[Dataset rows]
────────────────
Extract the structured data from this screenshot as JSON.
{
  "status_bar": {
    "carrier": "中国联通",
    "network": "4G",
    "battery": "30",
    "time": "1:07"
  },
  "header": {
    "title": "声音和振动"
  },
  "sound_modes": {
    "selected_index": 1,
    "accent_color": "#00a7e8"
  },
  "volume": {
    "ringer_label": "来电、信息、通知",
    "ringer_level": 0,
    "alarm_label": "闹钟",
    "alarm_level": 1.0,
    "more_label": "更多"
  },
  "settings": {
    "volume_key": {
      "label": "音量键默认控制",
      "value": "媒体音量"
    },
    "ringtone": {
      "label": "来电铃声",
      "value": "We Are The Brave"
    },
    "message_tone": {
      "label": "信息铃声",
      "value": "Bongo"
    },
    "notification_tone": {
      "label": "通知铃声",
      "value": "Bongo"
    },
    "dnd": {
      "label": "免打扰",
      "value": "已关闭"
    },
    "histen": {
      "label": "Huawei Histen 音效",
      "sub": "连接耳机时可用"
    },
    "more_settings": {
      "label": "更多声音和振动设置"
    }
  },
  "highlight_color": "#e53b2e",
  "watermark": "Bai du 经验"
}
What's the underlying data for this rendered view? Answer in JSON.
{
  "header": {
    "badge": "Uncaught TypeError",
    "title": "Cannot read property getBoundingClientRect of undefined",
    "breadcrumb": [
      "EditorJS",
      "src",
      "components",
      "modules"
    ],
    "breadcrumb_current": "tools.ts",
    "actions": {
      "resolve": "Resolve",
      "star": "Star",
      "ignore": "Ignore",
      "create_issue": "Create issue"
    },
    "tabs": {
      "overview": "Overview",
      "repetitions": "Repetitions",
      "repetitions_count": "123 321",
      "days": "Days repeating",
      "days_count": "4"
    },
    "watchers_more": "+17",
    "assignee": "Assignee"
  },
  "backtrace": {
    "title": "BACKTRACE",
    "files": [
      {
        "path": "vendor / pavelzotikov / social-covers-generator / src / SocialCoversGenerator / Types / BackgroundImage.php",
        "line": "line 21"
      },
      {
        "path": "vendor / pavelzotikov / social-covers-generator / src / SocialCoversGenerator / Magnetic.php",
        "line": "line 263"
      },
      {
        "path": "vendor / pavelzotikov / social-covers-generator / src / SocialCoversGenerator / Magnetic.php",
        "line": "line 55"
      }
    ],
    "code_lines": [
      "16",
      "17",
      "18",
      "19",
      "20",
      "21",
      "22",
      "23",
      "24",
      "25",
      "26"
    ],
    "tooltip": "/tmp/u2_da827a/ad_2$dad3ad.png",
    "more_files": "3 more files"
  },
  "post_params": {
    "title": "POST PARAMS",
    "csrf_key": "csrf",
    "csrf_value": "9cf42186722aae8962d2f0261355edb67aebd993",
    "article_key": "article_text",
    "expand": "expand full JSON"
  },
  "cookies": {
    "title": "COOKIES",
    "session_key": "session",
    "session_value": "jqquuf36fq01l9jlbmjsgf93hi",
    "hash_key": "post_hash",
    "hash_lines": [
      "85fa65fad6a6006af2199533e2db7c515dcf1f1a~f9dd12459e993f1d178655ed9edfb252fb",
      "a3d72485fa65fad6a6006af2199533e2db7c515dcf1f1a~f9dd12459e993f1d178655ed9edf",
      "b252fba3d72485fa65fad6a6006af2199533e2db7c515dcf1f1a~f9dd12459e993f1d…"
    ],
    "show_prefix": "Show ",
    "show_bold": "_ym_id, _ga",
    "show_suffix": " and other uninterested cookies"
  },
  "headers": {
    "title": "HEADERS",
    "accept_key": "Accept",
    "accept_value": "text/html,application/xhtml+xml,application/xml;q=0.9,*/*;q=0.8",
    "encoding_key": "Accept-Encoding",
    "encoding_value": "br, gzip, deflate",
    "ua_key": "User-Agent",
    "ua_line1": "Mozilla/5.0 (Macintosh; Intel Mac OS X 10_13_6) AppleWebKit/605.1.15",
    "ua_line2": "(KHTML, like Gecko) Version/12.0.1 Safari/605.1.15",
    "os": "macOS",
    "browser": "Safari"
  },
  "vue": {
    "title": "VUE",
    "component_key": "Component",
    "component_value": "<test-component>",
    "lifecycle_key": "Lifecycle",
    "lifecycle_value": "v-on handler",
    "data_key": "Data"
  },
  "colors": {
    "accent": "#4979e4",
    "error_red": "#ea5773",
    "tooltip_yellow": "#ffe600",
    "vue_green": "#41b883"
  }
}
────────────────
The required output is the number of lines containing the word "Safari", and nothing besides.

2